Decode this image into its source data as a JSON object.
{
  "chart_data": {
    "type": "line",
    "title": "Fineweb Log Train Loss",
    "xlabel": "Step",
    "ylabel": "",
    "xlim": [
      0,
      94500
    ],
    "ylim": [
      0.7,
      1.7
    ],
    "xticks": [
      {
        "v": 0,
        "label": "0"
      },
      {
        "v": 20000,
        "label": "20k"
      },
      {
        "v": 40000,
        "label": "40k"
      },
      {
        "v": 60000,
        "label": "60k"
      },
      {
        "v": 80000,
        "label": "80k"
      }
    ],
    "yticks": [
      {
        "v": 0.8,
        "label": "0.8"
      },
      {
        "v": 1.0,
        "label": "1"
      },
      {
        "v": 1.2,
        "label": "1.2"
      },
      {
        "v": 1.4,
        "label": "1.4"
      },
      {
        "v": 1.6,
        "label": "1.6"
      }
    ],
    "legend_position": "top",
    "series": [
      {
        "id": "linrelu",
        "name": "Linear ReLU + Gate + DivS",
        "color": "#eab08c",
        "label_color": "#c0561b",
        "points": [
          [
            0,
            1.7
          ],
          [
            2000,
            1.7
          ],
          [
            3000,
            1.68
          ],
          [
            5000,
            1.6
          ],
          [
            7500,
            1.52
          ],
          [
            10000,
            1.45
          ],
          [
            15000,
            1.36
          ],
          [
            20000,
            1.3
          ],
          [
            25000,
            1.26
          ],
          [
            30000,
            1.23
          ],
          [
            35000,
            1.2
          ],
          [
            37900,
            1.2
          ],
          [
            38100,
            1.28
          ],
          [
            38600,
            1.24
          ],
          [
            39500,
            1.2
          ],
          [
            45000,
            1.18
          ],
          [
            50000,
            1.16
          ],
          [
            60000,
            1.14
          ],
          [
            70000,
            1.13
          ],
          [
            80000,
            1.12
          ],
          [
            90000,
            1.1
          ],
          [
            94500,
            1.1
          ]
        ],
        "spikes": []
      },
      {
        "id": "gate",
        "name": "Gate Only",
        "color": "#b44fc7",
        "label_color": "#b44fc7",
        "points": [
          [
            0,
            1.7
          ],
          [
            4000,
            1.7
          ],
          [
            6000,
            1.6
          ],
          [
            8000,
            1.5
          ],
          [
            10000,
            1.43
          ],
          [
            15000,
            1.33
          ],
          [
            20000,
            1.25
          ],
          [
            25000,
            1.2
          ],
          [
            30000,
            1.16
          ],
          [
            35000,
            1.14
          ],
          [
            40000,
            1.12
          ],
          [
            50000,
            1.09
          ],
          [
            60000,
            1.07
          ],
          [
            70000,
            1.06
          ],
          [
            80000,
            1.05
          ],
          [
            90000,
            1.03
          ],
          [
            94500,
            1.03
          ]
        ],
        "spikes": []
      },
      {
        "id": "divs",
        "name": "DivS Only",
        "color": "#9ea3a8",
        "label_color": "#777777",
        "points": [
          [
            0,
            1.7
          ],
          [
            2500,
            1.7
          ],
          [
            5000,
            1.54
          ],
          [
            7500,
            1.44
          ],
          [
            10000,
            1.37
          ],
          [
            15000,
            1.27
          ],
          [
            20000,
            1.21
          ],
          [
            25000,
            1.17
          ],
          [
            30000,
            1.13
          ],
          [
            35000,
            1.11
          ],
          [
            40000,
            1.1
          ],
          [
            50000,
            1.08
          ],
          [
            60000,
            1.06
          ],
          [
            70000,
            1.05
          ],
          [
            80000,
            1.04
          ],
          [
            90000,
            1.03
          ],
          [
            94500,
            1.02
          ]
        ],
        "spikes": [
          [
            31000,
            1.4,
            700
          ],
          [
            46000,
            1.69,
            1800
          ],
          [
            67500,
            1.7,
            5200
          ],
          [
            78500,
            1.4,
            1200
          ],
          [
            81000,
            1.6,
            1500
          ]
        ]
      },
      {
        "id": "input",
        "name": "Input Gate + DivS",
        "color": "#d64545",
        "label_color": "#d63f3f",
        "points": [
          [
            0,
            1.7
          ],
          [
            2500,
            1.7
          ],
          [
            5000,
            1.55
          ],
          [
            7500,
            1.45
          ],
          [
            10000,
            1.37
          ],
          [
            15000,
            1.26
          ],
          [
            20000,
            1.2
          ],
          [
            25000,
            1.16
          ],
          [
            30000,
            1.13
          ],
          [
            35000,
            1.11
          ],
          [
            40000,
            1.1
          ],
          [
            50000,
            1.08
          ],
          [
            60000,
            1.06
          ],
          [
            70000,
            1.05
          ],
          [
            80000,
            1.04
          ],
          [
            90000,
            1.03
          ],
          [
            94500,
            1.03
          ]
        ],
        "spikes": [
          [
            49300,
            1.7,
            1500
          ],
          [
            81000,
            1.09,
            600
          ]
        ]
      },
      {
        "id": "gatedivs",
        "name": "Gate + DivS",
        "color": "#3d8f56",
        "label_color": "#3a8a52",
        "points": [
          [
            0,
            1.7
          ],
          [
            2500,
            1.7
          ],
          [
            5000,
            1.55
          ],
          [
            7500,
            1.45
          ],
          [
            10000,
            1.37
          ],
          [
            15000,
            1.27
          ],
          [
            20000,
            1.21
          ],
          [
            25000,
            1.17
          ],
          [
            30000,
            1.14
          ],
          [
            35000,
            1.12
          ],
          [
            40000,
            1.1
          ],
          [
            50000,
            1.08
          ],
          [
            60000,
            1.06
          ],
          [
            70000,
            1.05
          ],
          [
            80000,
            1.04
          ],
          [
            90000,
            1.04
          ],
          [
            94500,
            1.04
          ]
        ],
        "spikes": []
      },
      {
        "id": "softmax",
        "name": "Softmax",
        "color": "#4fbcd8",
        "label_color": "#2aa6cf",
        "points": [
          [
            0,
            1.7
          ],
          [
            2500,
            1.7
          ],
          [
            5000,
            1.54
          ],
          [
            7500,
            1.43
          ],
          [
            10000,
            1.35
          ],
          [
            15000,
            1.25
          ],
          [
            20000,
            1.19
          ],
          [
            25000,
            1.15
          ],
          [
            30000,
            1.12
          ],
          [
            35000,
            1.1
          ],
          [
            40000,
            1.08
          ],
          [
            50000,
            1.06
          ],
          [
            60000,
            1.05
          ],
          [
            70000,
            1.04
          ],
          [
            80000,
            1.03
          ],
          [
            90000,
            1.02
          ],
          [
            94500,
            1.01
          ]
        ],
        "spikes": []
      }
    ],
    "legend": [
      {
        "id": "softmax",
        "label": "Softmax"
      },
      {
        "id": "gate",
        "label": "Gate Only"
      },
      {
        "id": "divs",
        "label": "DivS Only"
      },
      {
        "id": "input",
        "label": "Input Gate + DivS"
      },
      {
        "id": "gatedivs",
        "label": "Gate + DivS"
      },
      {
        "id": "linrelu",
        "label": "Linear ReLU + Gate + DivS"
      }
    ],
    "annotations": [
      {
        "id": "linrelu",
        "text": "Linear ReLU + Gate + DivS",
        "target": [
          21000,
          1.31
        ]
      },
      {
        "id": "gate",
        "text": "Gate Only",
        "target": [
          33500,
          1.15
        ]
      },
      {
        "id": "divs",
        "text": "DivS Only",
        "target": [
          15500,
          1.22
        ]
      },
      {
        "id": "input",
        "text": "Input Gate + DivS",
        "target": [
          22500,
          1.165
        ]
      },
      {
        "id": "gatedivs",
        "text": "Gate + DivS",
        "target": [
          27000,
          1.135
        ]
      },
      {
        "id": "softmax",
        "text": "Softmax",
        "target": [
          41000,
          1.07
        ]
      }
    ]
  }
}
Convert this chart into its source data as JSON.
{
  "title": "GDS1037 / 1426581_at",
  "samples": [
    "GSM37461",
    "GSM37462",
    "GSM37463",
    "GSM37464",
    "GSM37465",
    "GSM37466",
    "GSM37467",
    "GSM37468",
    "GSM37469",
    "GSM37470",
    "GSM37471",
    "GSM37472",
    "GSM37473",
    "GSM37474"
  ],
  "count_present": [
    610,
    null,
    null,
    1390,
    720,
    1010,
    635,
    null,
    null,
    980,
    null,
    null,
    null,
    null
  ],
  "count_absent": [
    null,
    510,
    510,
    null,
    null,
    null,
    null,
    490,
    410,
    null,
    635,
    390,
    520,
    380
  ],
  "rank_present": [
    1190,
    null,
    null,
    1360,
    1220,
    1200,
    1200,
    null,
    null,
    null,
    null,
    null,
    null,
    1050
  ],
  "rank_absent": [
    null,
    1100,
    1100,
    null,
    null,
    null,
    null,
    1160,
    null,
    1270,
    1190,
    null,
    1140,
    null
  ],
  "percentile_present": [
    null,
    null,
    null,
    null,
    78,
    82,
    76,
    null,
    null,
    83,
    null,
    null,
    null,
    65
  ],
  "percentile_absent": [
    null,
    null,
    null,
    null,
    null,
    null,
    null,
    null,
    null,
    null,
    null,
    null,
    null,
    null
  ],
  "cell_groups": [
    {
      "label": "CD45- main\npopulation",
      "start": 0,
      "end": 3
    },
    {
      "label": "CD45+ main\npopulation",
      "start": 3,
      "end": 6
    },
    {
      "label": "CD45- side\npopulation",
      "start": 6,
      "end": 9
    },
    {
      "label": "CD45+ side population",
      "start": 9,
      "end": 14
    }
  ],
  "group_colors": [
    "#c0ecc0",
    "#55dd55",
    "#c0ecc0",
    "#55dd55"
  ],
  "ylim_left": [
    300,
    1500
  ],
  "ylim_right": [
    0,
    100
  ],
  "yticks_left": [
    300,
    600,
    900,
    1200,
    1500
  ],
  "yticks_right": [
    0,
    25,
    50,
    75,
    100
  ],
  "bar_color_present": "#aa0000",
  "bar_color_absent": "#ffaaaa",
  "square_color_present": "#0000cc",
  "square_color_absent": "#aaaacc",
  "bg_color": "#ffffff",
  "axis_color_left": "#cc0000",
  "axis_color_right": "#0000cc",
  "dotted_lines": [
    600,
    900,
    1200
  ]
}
────
• **GIVEN PROBLEM**
From the listing above, copy every line that holds the string "Only".

• **SOLUTION TO THIS EXERCISE**
        "name": "Gate Only",
        "name": "DivS Only",
        "label": "Gate Only"
        "label": "DivS Only"
        "text": "Gate Only",
        "text": "DivS Only",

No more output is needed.